Data >>
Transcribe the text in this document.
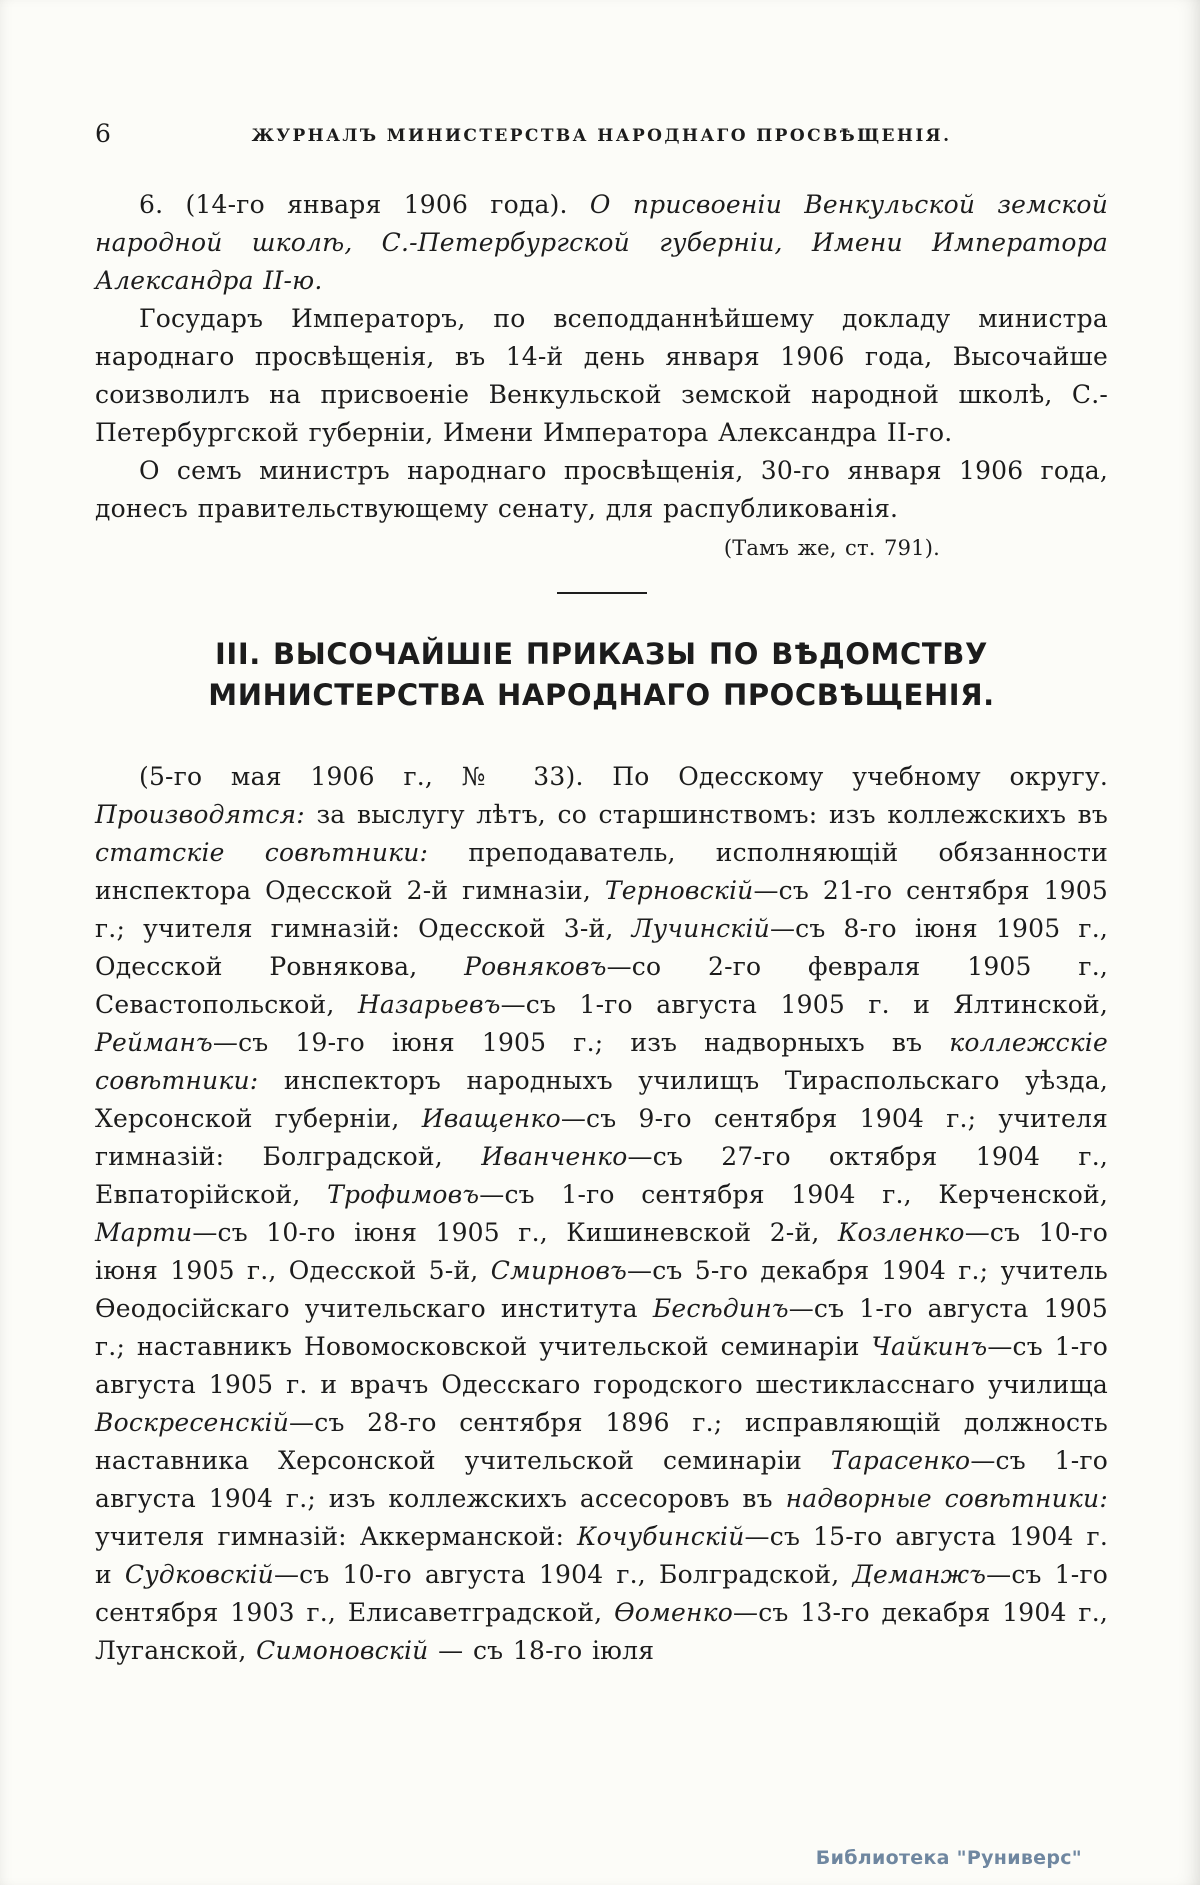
6	ЖУРНАЛЪ МИНИСТЕРСТВА НАРОДНАГО ПРОСВѢЩЕНІЯ.

6. (14-го января 1906 года). О присвоеніи Венкульской земской народной школѣ, С.-Петербургской губерніи, Имени Императора Александра II-ю.

Государъ Императоръ, по всеподданнѣйшему докладу министра народнаго просвѣщенія, въ 14-й день января 1906 года, Высочайше соизволилъ на присвоеніе Венкульской земской народной школѣ, С.-Петербургской губерніи, Имени Императора Александра II-го.

О семъ министръ народнаго просвѣщенія, 30-го января 1906 года, донесъ правительствующему сенату, для распубликованія.

(Тамъ же, ст. 791).

III. ВЫСОЧАЙШІЕ ПРИКАЗЫ ПО ВѢДОМСТВУ МИНИСТЕРСТВА НАРОДНАГО ПРОСВѢЩЕНІЯ.

(5-го мая 1906 г., № 33). По Одесскому учебному округу. Производятся: за выслугу лѣтъ, со старшинствомъ: изъ коллежскихъ въ статскіе совѣтники: преподаватель, исполняющій обязанности инспектора Одесской 2-й гимназіи, Терновскій—съ 21-го сентября 1905 г.; учителя гимназій: Одесской 3-й, Лучинскій—съ 8-го іюня 1905 г., Одесской Ровнякова, Ровняковъ—со 2-го февраля 1905 г., Севастопольской, Назарьевъ—съ 1-го августа 1905 г. и Ялтинской, Рейманъ—съ 19-го іюня 1905 г.; изъ надворныхъ въ коллежскіе совѣтники: инспекторъ народныхъ училищъ Тираспольскаго уѣзда, Херсонской губерніи, Иващенко—съ 9-го сентября 1904 г.; учителя гимназій: Болградской, Иванченко—съ 27-го октября 1904 г., Евпаторійской, Трофимовъ—съ 1-го сентября 1904 г., Керченской, Марти—съ 10-го іюня 1905 г., Кишиневской 2-й, Козленко—съ 10-го іюня 1905 г., Одесской 5-й, Смирновъ—съ 5-го декабря 1904 г.; учитель Ѳеодосійскаго учительскаго института Бесѣдинъ—съ 1-го августа 1905 г.; наставникъ Новомосковской учительской семинаріи Чайкинъ—съ 1-го августа 1905 г. и врачъ Одесскаго городского шестикласснаго училища Воскресенскій—съ 28-го сентября 1896 г.; исправляющій должность наставника Херсонской учительской семинаріи Тарасенко—съ 1-го августа 1904 г.; изъ коллежскихъ ассесоровъ въ надворные совѣтники: учителя гимназій: Аккерманской: Кочубинскій—съ 15-го августа 1904 г. и Судковскій—съ 10-го августа 1904 г., Болградской, Деманжъ—съ 1-го сентября 1903 г., Елисаветградской, Ѳоменко—съ 13-го декабря 1904 г., Луганской, Симоновскій — съ 18-го іюля

Библиотека "Руниверс"
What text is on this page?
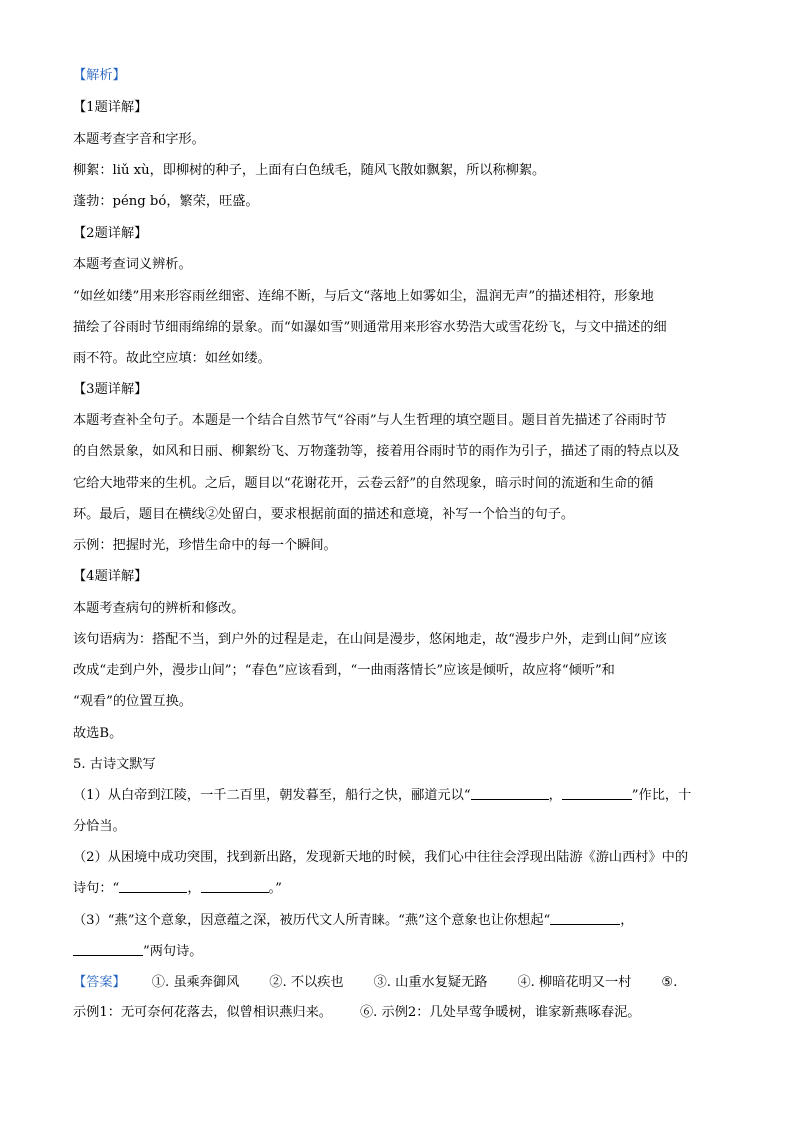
【解析】
【1题详解】
本题考查字音和字形。
柳絮：liǔ xù，即柳树的种子，上面有白色绒毛，随风飞散如飘絮，所以称柳絮。
蓬勃：péng bó，繁荣，旺盛。
【2题详解】
本题考查词义辨析。
“如丝如缕”用来形容雨丝细密、连绵不断，与后文“落地上如雾如尘，温润无声”的描述相符，形象地
描绘了谷雨时节细雨绵绵的景象。而“如瀑如雪”则通常用来形容水势浩大或雪花纷飞，与文中描述的细
雨不符。故此空应填：如丝如缕。
【3题详解】
本题考查补全句子。本题是一个结合自然节气“谷雨”与人生哲理的填空题目。题目首先描述了谷雨时节
的自然景象，如风和日丽、柳絮纷飞、万物蓬勃等，接着用谷雨时节的雨作为引子，描述了雨的特点以及
它给大地带来的生机。之后，题目以“花谢花开，云卷云舒”的自然现象，暗示时间的流逝和生命的循
环。最后，题目在横线②处留白，要求根据前面的描述和意境，补写一个恰当的句子。
示例：把握时光，珍惜生命中的每一个瞬间。
【4题详解】
本题考查病句的辨析和修改。
该句语病为：搭配不当，到户外的过程是走，在山间是漫步，悠闲地走，故“漫步户外，走到山间”应该
改成“走到户外，漫步山间”；“春色”应该看到，“一曲雨落情长”应该是倾听，故应将“倾听”和
“观看”的位置互换。
故选B。
5. 古诗文默写
（1）从白帝到江陵，一千二百里，朝发暮至，船行之快，郦道元以“	，	”作比，十
分恰当。
（2）从困境中成功突围，找到新出路，发现新天地的时候，我们心中往往会浮现出陆游《游山西村》中的
诗句：“	，	。”
（3）“燕”这个意象，因意蕴之深，被历代文人所青睐。“燕”这个意象也让你想起“	，
”两句诗。
【答案】 ①. 虽乘奔御风 ②. 不以疾也 ③. 山重水复疑无路 ④. 柳暗花明又一村 ⑤.
示例1：无可奈何花落去，似曾相识燕归来。 ⑥. 示例2：几处早莺争暖树，谁家新燕啄春泥。
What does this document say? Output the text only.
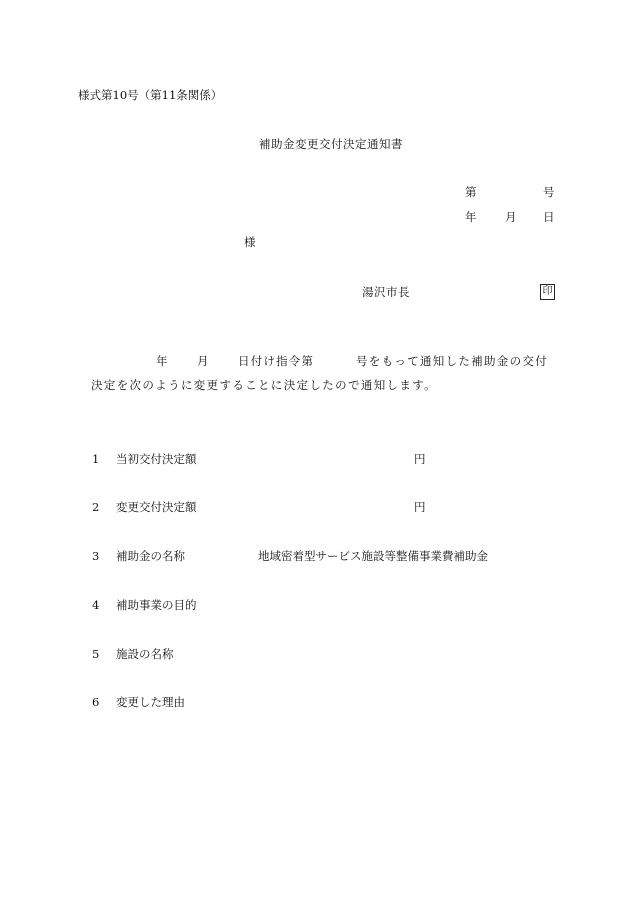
様式第10号（第11条関係）
補助金変更交付決定通知書
第	号
年 月 日
様
湯沢市長	印
年	月	日付け指令第	号をもって通知した補助金の交付
決定を次のように変更することに決定したので通知します。
1 当初交付決定額	円
2 変更交付決定額	円
3 補助金の名称	地域密着型サービス施設等整備事業費補助金
4 補助事業の目的
5 施設の名称
6 変更した理由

What the task asks >>
Copy each line above precisely, dropping the pictures.

Final result >>
Transcribe the text in this document.
6	ЖУРНАЛЪ МИНИСТЕРСТВА НАРОДНАГО ПРОСВѢЩЕНІЯ.

6. (14-го января 1906 года). О присвоеніи Венкульской земской народной школѣ, С.-Петербургской губерніи, Имени Императора Александра II-ю.

Государъ Императоръ, по всеподданнѣйшему докладу министра народнаго просвѣщенія, въ 14-й день января 1906 года, Высочайше соизволилъ на присвоеніе Венкульской земской народной школѣ, С.-Петербургской губерніи, Имени Императора Александра II-го.

О семъ министръ народнаго просвѣщенія, 30-го января 1906 года, донесъ правительствующему сенату, для распубликованія.

(Тамъ же, ст. 791).

III. ВЫСОЧАЙШІЕ ПРИКАЗЫ ПО ВѢДОМСТВУ МИНИСТЕРСТВА НАРОДНАГО ПРОСВѢЩЕНІЯ.

(5-го мая 1906 г., № 33). По Одесскому учебному округу. Производятся: за выслугу лѣтъ, со старшинствомъ: изъ коллежскихъ въ статскіе совѣтники: преподаватель, исполняющій обязанности инспектора Одесской 2-й гимназіи, Терновскій—съ 21-го сентября 1905 г.; учителя гимназій: Одесской 3-й, Лучинскій—съ 8-го іюня 1905 г., Одесской Ровнякова, Ровняковъ—со 2-го февраля 1905 г., Севастопольской, Назарьевъ—съ 1-го августа 1905 г. и Ялтинской, Рейманъ—съ 19-го іюня 1905 г.; изъ надворныхъ въ коллежскіе совѣтники: инспекторъ народныхъ училищъ Тираспольскаго уѣзда, Херсонской губерніи, Иващенко—съ 9-го сентября 1904 г.; учителя гимназій: Болградской, Иванченко—съ 27-го октября 1904 г., Евпаторійской, Трофимовъ—съ 1-го сентября 1904 г., Керченской, Марти—съ 10-го іюня 1905 г., Кишиневской 2-й, Козленко—съ 10-го іюня 1905 г., Одесской 5-й, Смирновъ—съ 5-го декабря 1904 г.; учитель Ѳеодосійскаго учительскаго института Бесѣдинъ—съ 1-го августа 1905 г.; наставникъ Новомосковской учительской семинаріи Чайкинъ—съ 1-го августа 1905 г. и врачъ Одесскаго городского шестикласснаго училища Воскресенскій—съ 28-го сентября 1896 г.; исправляющій должность наставника Херсонской учительской семинаріи Тарасенко—съ 1-го августа 1904 г.; изъ коллежскихъ ассесоровъ въ надворные совѣтники: учителя гимназій: Аккерманской: Кочубинскій—съ 15-го августа 1904 г. и Судковскій—съ 10-го августа 1904 г., Болградской, Деманжъ—съ 1-го сентября 1903 г., Елисаветградской, Ѳоменко—съ 13-го декабря 1904 г., Луганской, Симоновскій — съ 18-го іюля

Библиотека "Руниверс"
What text is on this page?
【解析】
【1题详解】
本题考查字音和字形。
柳絮：liǔ xù，即柳树的种子，上面有白色绒毛，随风飞散如飘絮，所以称柳絮。
蓬勃：péng bó，繁荣，旺盛。
【2题详解】
本题考查词义辨析。
“如丝如缕”用来形容雨丝细密、连绵不断，与后文“落地上如雾如尘，温润无声”的描述相符，形象地
描绘了谷雨时节细雨绵绵的景象。而“如瀑如雪”则通常用来形容水势浩大或雪花纷飞，与文中描述的细
雨不符。故此空应填：如丝如缕。
【3题详解】
本题考查补全句子。本题是一个结合自然节气“谷雨”与人生哲理的填空题目。题目首先描述了谷雨时节
的自然景象，如风和日丽、柳絮纷飞、万物蓬勃等，接着用谷雨时节的雨作为引子，描述了雨的特点以及
它给大地带来的生机。之后，题目以“花谢花开，云卷云舒”的自然现象，暗示时间的流逝和生命的循
环。最后，题目在横线②处留白，要求根据前面的描述和意境，补写一个恰当的句子。
示例：把握时光，珍惜生命中的每一个瞬间。
【4题详解】
本题考查病句的辨析和修改。
该句语病为：搭配不当，到户外的过程是走，在山间是漫步，悠闲地走，故“漫步户外，走到山间”应该
改成“走到户外，漫步山间”；“春色”应该看到，“一曲雨落情长”应该是倾听，故应将“倾听”和
“观看”的位置互换。
故选B。
5. 古诗文默写
（1）从白帝到江陵，一千二百里，朝发暮至，船行之快，郦道元以“	，	”作比，十
分恰当。
（2）从困境中成功突围，找到新出路，发现新天地的时候，我们心中往往会浮现出陆游《游山西村》中的
诗句：“	，	。”
（3）“燕”这个意象，因意蕴之深，被历代文人所青睐。“燕”这个意象也让你想起“	，
”两句诗。
【答案】 ①. 虽乘奔御风 ②. 不以疾也 ③. 山重水复疑无路 ④. 柳暗花明又一村 ⑤.
示例1：无可奈何花落去，似曾相识燕归来。 ⑥. 示例2：几处早莺争暖树，谁家新燕啄春泥。
What does this document say? Output the text only.
様式第10号（第11条関係）
補助金変更交付決定通知書
第	号
年 月 日
様
湯沢市長	印
年	月	日付け指令第	号をもって通知した補助金の交付
決定を次のように変更することに決定したので通知します。
1 当初交付決定額	円
2 変更交付決定額	円
3 補助金の名称	地域密着型サービス施設等整備事業費補助金
4 補助事業の目的
5 施設の名称
6 変更した理由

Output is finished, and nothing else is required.